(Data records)
━━━━━━━━━━
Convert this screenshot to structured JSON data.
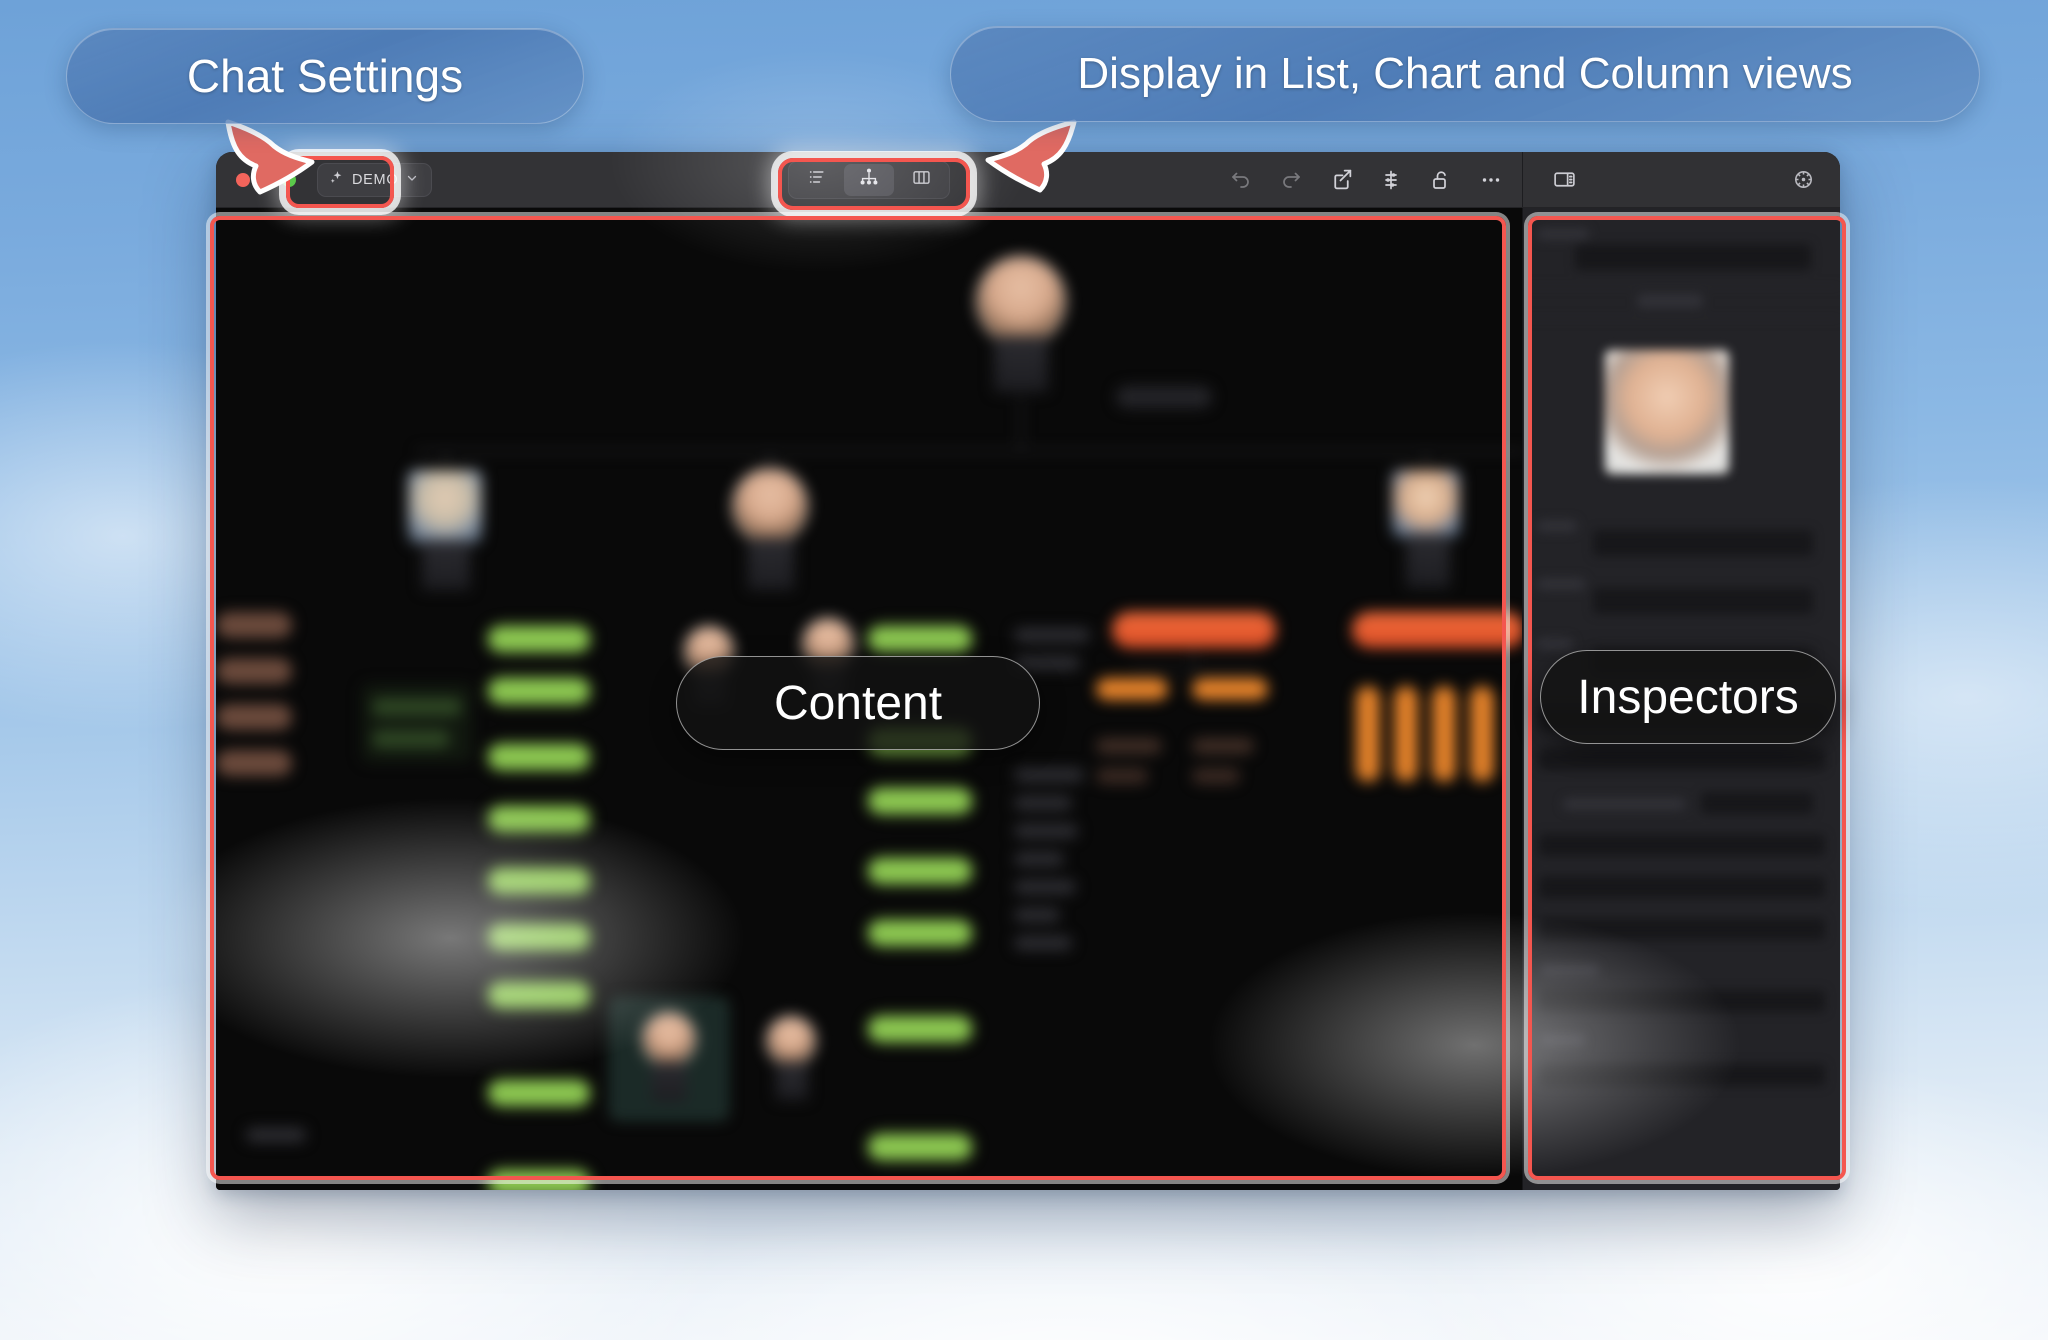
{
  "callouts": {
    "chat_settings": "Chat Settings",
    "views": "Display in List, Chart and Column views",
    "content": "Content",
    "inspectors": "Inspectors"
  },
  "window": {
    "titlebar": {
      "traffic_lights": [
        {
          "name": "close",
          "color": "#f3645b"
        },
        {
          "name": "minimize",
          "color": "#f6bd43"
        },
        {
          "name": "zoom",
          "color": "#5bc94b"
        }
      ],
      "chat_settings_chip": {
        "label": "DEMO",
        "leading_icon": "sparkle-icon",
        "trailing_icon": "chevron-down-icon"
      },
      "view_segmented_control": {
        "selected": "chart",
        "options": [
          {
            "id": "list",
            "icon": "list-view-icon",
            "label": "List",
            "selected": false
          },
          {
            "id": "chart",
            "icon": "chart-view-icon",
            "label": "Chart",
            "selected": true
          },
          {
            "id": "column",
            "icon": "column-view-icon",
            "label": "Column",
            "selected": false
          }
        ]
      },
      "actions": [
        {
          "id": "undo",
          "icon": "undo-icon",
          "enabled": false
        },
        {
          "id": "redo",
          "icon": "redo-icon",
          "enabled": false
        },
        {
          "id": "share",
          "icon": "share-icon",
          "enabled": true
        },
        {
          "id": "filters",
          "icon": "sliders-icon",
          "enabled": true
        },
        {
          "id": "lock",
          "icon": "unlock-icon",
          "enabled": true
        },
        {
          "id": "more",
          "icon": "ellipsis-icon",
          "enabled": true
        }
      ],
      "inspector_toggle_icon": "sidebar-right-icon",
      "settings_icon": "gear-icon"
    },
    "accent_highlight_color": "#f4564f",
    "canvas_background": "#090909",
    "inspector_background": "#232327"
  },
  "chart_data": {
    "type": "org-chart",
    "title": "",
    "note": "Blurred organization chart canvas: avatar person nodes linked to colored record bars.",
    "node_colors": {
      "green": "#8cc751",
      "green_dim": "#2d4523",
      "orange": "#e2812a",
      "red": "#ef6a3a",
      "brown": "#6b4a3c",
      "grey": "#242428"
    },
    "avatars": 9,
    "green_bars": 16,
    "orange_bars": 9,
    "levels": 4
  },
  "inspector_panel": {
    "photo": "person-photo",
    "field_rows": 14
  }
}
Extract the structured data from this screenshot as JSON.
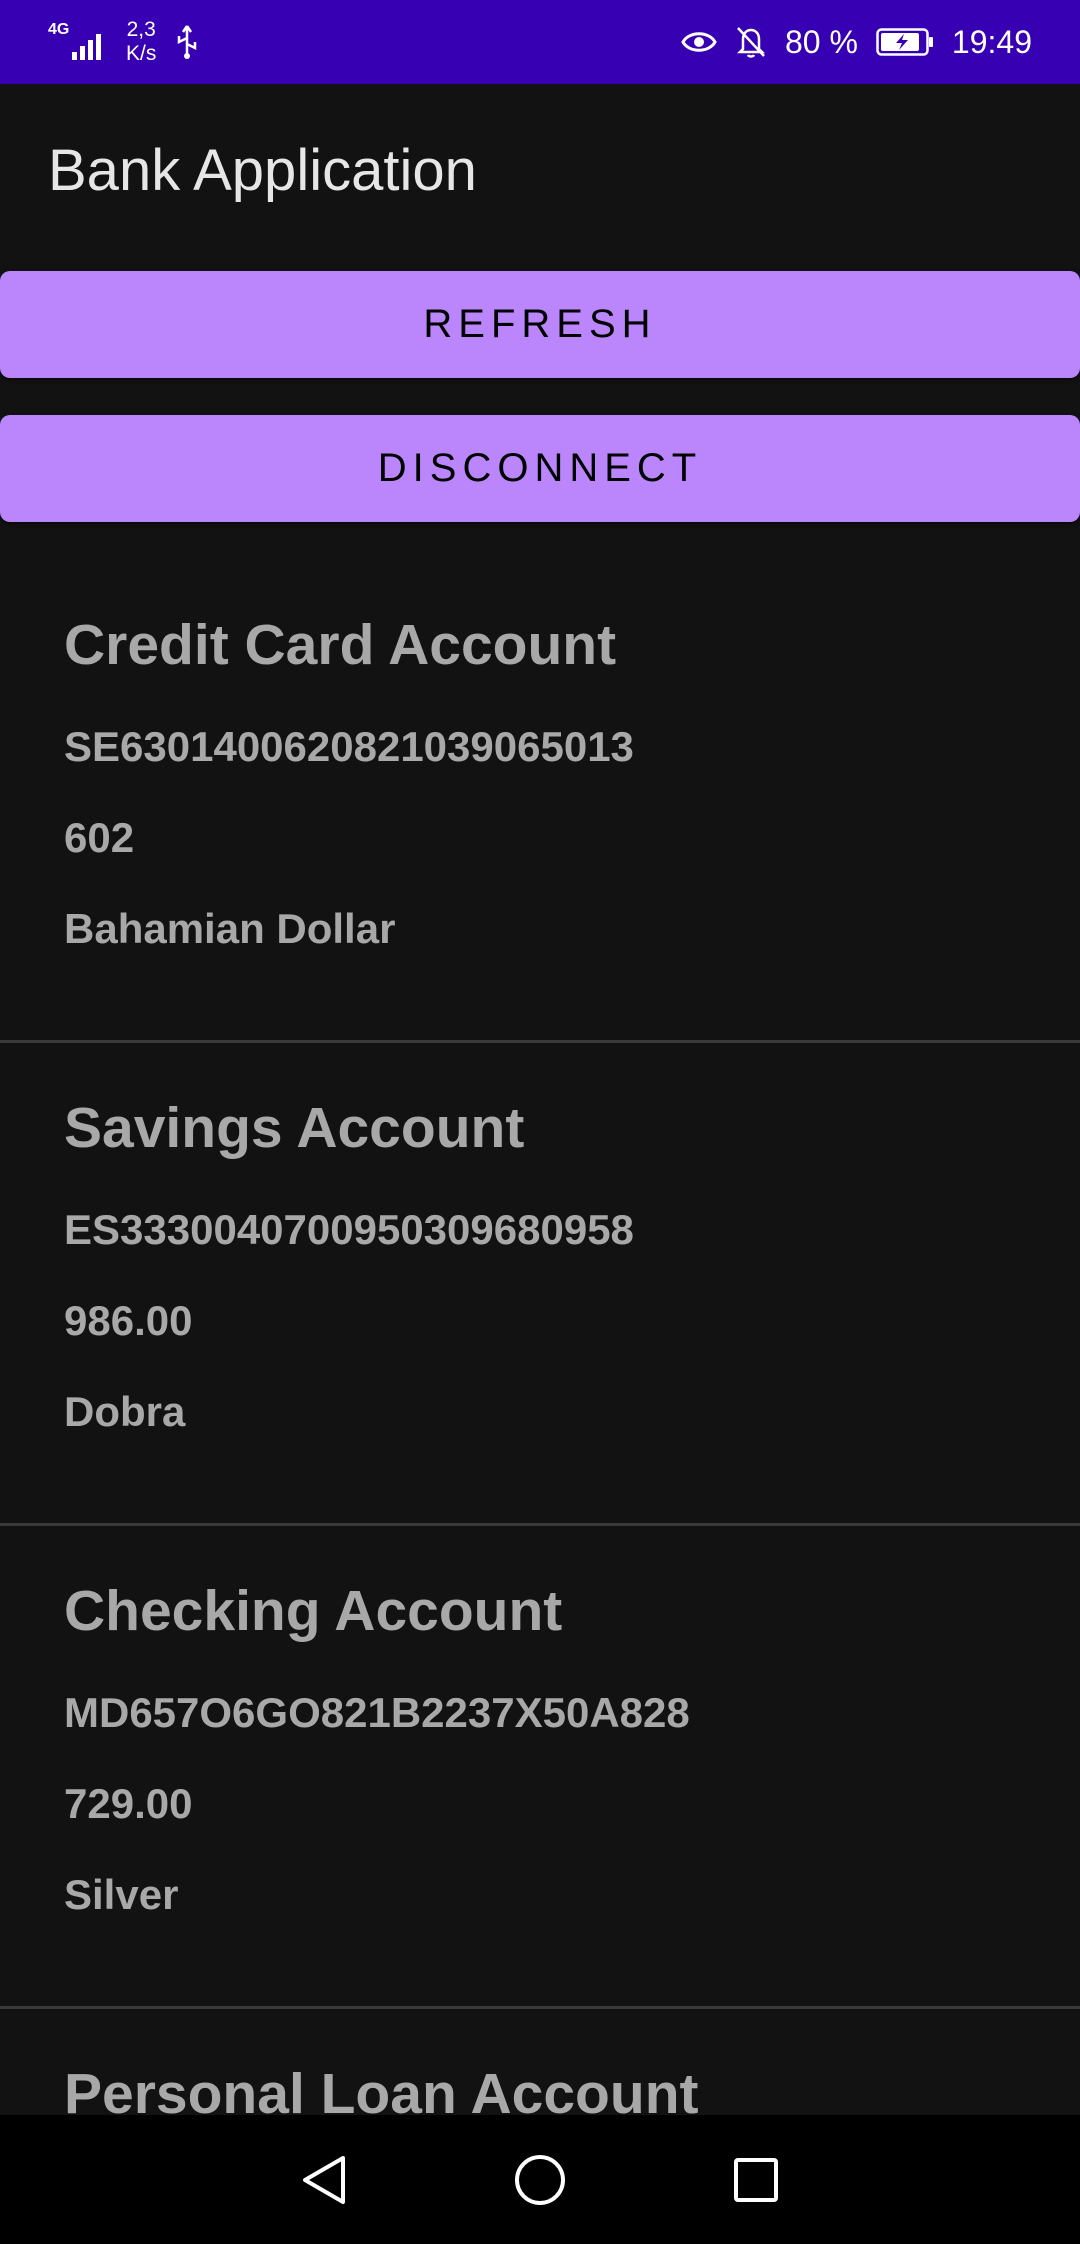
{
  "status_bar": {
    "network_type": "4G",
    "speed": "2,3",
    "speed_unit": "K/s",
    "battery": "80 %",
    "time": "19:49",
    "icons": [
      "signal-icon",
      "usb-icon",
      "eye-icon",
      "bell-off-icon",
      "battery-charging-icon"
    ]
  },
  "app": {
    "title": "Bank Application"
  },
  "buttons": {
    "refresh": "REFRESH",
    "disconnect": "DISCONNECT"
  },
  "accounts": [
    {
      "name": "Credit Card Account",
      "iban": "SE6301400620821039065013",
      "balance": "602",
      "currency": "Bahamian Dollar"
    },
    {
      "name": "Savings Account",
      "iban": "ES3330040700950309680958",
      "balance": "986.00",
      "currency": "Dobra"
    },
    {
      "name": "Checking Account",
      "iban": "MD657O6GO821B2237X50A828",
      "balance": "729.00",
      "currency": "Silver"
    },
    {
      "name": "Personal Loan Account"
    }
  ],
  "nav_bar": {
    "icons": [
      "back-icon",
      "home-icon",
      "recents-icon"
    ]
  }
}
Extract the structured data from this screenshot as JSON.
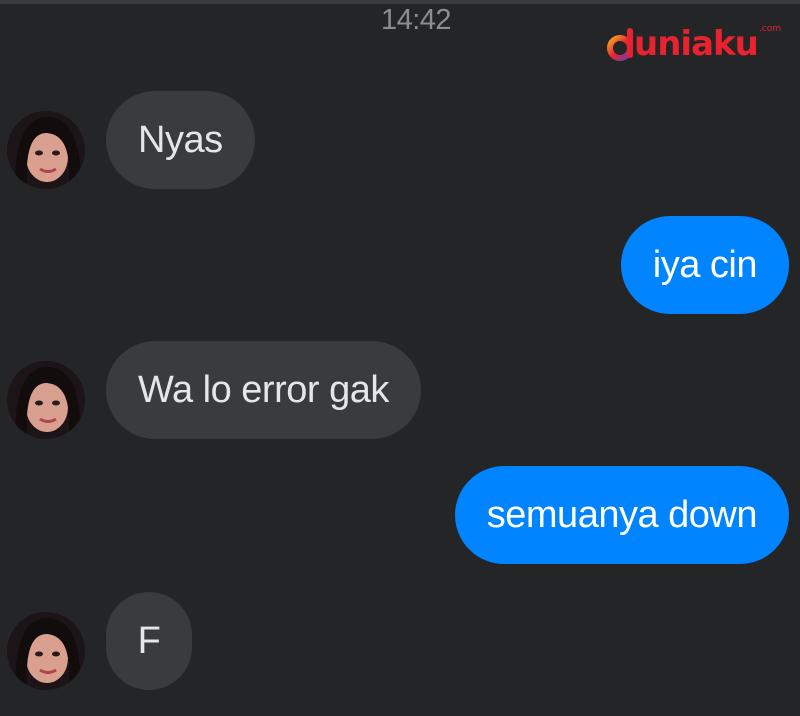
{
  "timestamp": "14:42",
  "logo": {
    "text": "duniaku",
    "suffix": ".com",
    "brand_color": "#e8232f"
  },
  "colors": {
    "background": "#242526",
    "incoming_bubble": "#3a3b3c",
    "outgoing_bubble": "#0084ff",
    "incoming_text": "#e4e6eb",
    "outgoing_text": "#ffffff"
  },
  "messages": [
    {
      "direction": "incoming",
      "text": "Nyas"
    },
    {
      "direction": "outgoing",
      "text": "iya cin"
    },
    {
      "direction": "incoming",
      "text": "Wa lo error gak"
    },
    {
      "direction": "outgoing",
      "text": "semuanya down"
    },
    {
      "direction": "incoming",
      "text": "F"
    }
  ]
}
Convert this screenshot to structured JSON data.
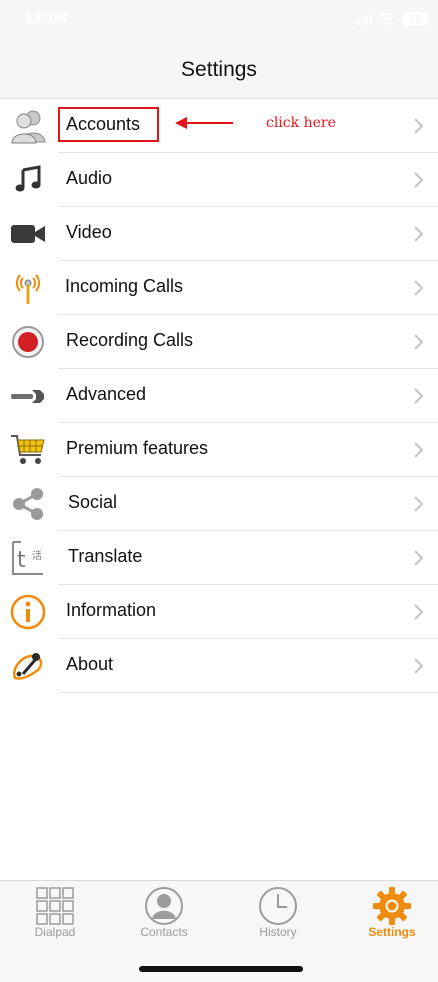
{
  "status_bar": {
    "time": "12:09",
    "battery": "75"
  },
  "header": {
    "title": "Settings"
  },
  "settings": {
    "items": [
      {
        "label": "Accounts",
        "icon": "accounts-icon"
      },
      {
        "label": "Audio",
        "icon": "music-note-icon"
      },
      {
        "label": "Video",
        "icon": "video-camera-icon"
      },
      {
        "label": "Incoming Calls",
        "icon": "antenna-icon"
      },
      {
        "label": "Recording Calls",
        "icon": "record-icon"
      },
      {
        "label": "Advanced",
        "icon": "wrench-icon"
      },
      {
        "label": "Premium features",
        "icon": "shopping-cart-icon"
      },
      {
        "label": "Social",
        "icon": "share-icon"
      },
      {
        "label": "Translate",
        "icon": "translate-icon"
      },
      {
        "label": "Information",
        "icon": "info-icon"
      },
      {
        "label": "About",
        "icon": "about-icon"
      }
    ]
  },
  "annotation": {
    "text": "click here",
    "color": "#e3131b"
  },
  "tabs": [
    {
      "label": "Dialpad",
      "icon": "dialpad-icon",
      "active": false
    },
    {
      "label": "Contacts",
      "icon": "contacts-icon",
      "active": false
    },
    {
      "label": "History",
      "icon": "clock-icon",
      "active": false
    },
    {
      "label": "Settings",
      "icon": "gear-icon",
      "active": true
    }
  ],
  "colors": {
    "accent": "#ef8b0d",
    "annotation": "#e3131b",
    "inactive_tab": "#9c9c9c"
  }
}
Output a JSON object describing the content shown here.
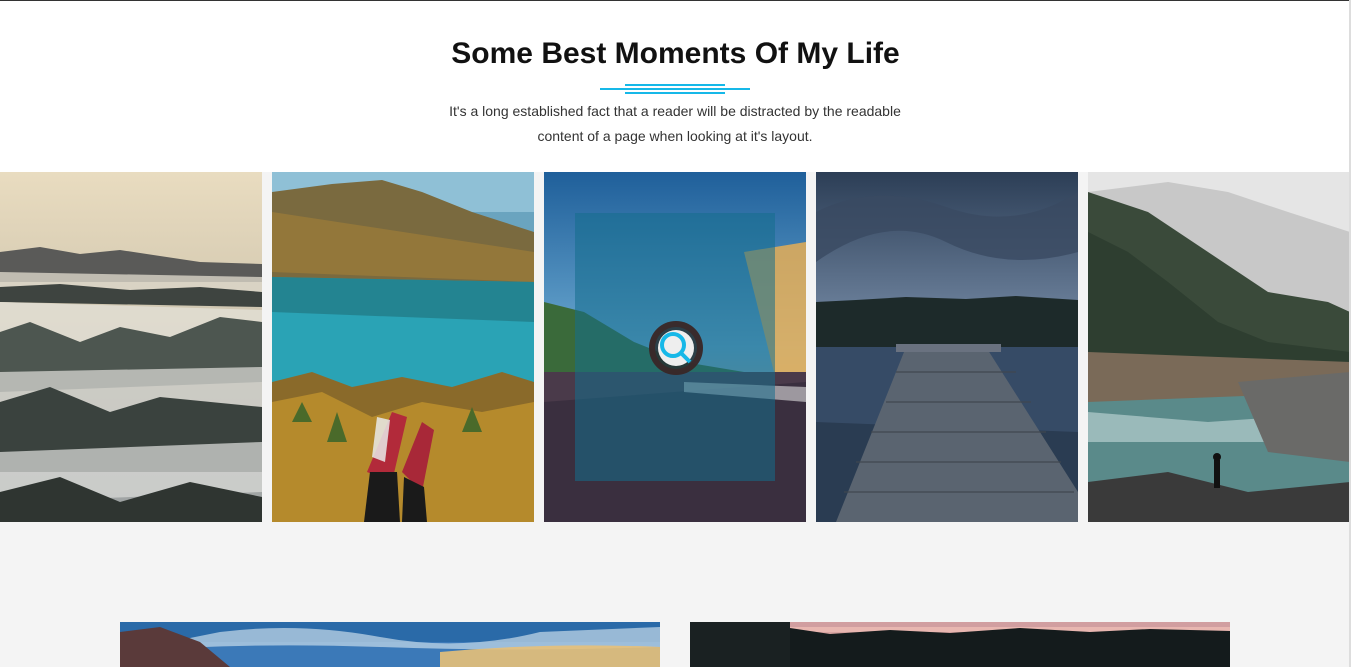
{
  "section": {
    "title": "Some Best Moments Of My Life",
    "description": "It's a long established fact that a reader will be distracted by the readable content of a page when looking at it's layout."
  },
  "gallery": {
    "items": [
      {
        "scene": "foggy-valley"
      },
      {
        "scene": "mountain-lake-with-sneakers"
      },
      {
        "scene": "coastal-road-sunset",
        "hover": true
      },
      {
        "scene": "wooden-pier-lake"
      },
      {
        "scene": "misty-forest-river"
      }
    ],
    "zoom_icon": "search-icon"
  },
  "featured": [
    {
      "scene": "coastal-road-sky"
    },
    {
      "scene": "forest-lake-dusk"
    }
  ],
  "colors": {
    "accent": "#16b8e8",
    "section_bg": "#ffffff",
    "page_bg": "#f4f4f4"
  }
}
━━━━━━━━━━
[Direction]:
Report all lines of the data above that include the string "name".

[Result of this exercise]:
          "name": "close",
          "name": "minimize",
          "name": "zoom",
      "name": "Credit Card Account",
      "name": "Savings Account",
      "name": "Checking Account",
      "name": "Personal Loan Account"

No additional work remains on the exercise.